• _EXERCISE REQUIREMENTS_:
Write out every line of the material as it stands, apart from the pictures.

• _GIVEN ENTRIES_:
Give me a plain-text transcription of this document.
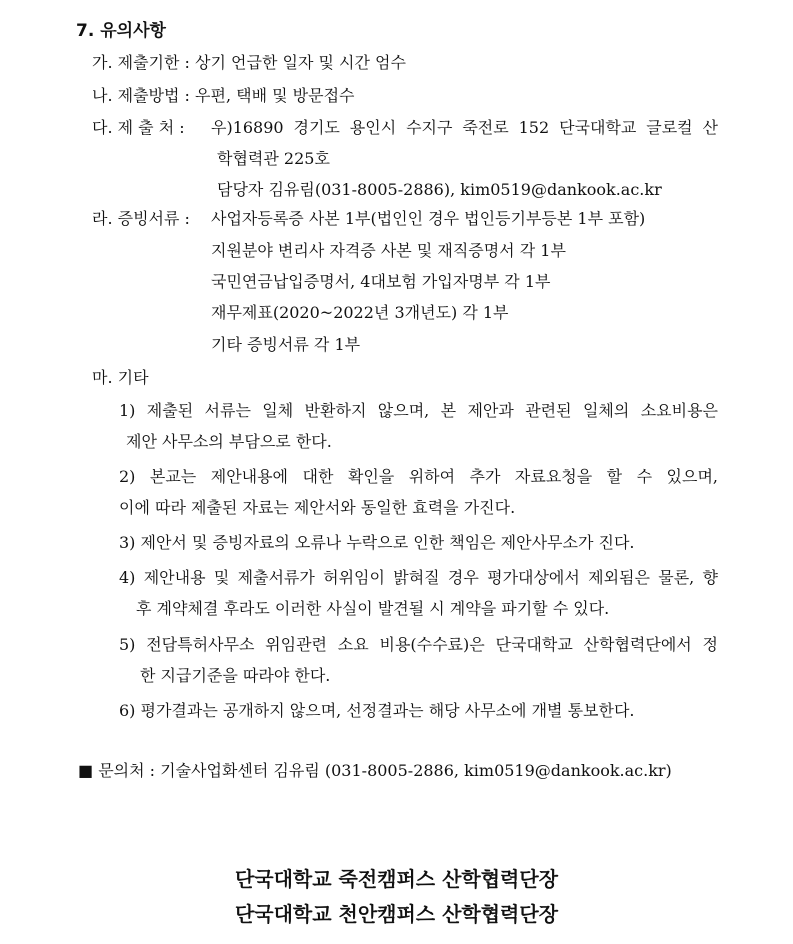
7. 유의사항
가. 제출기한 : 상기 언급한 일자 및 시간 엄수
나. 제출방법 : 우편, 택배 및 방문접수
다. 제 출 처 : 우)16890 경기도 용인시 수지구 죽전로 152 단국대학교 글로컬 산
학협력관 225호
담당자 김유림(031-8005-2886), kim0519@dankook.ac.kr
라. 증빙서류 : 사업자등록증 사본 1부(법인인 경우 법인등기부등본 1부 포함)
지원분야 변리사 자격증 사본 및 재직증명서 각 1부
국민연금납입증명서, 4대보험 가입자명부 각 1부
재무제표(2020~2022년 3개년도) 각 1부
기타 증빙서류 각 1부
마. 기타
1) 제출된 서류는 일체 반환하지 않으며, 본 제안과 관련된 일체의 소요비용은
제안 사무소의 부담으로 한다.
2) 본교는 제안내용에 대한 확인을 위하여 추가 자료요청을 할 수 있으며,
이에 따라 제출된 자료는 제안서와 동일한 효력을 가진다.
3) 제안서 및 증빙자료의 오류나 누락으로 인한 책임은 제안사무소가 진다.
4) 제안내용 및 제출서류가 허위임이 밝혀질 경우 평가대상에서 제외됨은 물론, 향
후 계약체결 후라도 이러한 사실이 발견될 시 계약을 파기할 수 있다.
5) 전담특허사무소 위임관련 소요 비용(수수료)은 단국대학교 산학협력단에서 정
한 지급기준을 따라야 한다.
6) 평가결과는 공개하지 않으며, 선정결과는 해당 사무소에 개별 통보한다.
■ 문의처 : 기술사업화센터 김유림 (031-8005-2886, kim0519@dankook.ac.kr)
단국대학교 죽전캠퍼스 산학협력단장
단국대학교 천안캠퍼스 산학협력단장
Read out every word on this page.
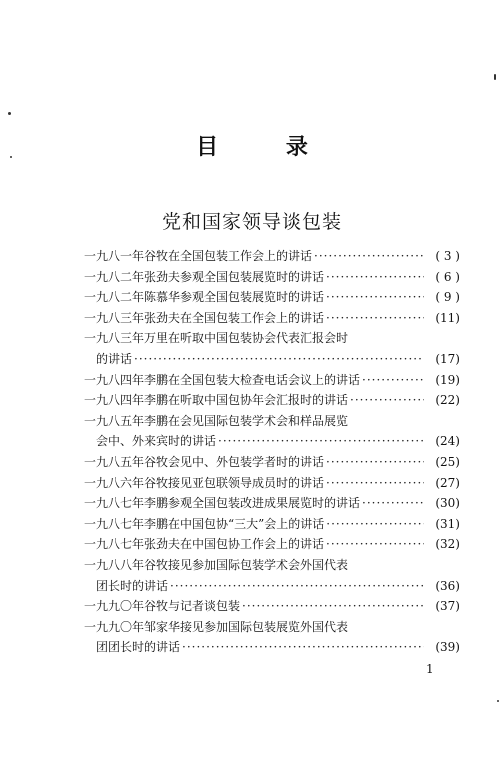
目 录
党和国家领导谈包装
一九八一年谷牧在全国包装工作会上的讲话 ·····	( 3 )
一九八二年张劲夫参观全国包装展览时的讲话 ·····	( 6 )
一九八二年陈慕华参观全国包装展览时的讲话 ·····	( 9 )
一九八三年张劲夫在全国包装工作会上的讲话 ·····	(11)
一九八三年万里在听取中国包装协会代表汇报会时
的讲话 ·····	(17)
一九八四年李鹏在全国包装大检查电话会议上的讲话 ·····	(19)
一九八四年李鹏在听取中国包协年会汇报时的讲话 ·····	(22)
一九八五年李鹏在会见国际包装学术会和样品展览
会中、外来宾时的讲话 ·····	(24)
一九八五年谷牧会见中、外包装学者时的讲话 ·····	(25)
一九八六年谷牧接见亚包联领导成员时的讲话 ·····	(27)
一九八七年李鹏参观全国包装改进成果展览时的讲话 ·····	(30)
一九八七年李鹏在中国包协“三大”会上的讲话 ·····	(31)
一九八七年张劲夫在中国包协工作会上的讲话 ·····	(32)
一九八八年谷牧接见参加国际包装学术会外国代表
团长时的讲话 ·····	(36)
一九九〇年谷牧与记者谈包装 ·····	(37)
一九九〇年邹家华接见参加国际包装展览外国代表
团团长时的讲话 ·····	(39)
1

• _FINISHED ANSWER_:
Give me a plain-text transcription of this document.
7. 유의사항
가. 제출기한 : 상기 언급한 일자 및 시간 엄수
나. 제출방법 : 우편, 택배 및 방문접수
다. 제 출 처 : 우)16890 경기도 용인시 수지구 죽전로 152 단국대학교 글로컬 산
학협력관 225호
담당자 김유림(031-8005-2886), kim0519@dankook.ac.kr
라. 증빙서류 : 사업자등록증 사본 1부(법인인 경우 법인등기부등본 1부 포함)
지원분야 변리사 자격증 사본 및 재직증명서 각 1부
국민연금납입증명서, 4대보험 가입자명부 각 1부
재무제표(2020~2022년 3개년도) 각 1부
기타 증빙서류 각 1부
마. 기타
1) 제출된 서류는 일체 반환하지 않으며, 본 제안과 관련된 일체의 소요비용은
제안 사무소의 부담으로 한다.
2) 본교는 제안내용에 대한 확인을 위하여 추가 자료요청을 할 수 있으며,
이에 따라 제출된 자료는 제안서와 동일한 효력을 가진다.
3) 제안서 및 증빙자료의 오류나 누락으로 인한 책임은 제안사무소가 진다.
4) 제안내용 및 제출서류가 허위임이 밝혀질 경우 평가대상에서 제외됨은 물론, 향
후 계약체결 후라도 이러한 사실이 발견될 시 계약을 파기할 수 있다.
5) 전담특허사무소 위임관련 소요 비용(수수료)은 단국대학교 산학협력단에서 정
한 지급기준을 따라야 한다.
6) 평가결과는 공개하지 않으며, 선정결과는 해당 사무소에 개별 통보한다.
■ 문의처 : 기술사업화센터 김유림 (031-8005-2886, kim0519@dankook.ac.kr)
단국대학교 죽전캠퍼스 산학협력단장
단국대학교 천안캠퍼스 산학협력단장
Read out every word on this page.
目 录
党和国家领导谈包装
一九八一年谷牧在全国包装工作会上的讲话 ·····	( 3 )
一九八二年张劲夫参观全国包装展览时的讲话 ·····	( 6 )
一九八二年陈慕华参观全国包装展览时的讲话 ·····	( 9 )
一九八三年张劲夫在全国包装工作会上的讲话 ·····	(11)
一九八三年万里在听取中国包装协会代表汇报会时
的讲话 ·····	(17)
一九八四年李鹏在全国包装大检查电话会议上的讲话 ·····	(19)
一九八四年李鹏在听取中国包协年会汇报时的讲话 ·····	(22)
一九八五年李鹏在会见国际包装学术会和样品展览
会中、外来宾时的讲话 ·····	(24)
一九八五年谷牧会见中、外包装学者时的讲话 ·····	(25)
一九八六年谷牧接见亚包联领导成员时的讲话 ·····	(27)
一九八七年李鹏参观全国包装改进成果展览时的讲话 ·····	(30)
一九八七年李鹏在中国包协“三大”会上的讲话 ·····	(31)
一九八七年张劲夫在中国包协工作会上的讲话 ·····	(32)
一九八八年谷牧接见参加国际包装学术会外国代表
团长时的讲话 ·····	(36)
一九九〇年谷牧与记者谈包装 ·····	(37)
一九九〇年邹家华接见参加国际包装展览外国代表
团团长时的讲话 ·····	(39)
1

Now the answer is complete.